## start DATA IN THIS EXERCISE

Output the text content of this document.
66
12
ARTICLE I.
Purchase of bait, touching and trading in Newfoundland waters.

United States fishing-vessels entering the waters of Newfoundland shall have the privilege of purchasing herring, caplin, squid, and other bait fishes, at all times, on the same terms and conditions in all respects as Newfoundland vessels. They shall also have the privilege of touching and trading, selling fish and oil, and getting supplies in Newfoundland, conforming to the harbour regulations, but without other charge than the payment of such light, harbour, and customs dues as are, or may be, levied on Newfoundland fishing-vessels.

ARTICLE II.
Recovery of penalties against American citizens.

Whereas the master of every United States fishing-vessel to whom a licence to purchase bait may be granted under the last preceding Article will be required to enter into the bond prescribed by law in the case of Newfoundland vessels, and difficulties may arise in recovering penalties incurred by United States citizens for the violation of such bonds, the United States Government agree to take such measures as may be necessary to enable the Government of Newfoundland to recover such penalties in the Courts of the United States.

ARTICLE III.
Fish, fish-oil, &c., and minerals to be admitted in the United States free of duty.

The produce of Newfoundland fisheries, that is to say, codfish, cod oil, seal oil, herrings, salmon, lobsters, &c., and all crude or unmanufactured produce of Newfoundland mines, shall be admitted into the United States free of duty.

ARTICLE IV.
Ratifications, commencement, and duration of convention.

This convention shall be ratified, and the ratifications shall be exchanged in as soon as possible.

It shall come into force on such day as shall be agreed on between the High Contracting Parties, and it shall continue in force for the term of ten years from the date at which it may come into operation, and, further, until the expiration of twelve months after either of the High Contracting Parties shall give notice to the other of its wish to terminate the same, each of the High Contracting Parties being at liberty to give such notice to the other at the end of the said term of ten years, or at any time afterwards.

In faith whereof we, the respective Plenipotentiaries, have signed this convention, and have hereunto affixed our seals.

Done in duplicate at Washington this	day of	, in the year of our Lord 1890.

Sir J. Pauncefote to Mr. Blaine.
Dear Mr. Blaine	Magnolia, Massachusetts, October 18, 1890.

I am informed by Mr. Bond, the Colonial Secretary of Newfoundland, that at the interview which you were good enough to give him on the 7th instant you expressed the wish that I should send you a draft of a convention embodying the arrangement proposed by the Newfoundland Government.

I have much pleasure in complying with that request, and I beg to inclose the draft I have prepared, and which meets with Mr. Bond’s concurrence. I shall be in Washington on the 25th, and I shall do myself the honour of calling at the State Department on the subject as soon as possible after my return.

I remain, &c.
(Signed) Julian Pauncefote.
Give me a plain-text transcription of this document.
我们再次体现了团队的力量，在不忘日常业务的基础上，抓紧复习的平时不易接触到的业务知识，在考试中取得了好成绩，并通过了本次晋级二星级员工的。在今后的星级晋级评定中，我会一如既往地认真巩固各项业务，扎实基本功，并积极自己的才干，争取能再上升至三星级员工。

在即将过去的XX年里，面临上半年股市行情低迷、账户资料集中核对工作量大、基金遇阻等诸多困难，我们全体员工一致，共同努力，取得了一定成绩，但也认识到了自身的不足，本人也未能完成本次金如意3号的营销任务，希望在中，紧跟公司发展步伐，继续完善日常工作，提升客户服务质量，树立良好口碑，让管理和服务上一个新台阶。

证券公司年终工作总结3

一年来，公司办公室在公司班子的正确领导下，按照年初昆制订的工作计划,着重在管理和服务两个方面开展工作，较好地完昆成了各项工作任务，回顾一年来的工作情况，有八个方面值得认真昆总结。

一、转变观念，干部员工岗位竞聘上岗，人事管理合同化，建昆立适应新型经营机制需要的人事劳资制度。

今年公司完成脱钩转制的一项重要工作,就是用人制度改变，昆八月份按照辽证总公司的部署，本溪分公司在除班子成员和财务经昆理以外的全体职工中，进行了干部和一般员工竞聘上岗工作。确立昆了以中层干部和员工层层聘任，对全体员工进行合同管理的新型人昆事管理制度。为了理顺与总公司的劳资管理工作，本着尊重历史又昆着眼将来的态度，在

## end DATA IN THIS EXERCISE

→ **GIVEN EXERCISE**:
Nothing but the lines from the one with "Give me a plain-text" through the end of the data above should be repeated, each exactly as it stands.

→ **WRITTEN RESPONSE**:
Give me a plain-text transcription of this document.
我们再次体现了团队的力量，在不忘日常业务的基础上，抓紧复习的平时不易接触到的业务知识，在考试中取得了好成绩，并通过了本次晋级二星级员工的。在今后的星级晋级评定中，我会一如既往地认真巩固各项业务，扎实基本功，并积极自己的才干，争取能再上升至三星级员工。

在即将过去的XX年里，面临上半年股市行情低迷、账户资料集中核对工作量大、基金遇阻等诸多困难，我们全体员工一致，共同努力，取得了一定成绩，但也认识到了自身的不足，本人也未能完成本次金如意3号的营销任务，希望在中，紧跟公司发展步伐，继续完善日常工作，提升客户服务质量，树立良好口碑，让管理和服务上一个新台阶。

证券公司年终工作总结3

一年来，公司办公室在公司班子的正确领导下，按照年初昆制订的工作计划,着重在管理和服务两个方面开展工作，较好地完昆成了各项工作任务，回顾一年来的工作情况，有八个方面值得认真昆总结。

一、转变观念，干部员工岗位竞聘上岗，人事管理合同化，建昆立适应新型经营机制需要的人事劳资制度。

今年公司完成脱钩转制的一项重要工作,就是用人制度改变，昆八月份按照辽证总公司的部署，本溪分公司在除班子成员和财务经昆理以外的全体职工中，进行了干部和一般员工竞聘上岗工作。确立昆了以中层干部和员工层层聘任，对全体员工进行合同管理的新型人昆事管理制度。为了理顺与总公司的劳资管理工作，本着尊重历史又昆着眼将来的态度，在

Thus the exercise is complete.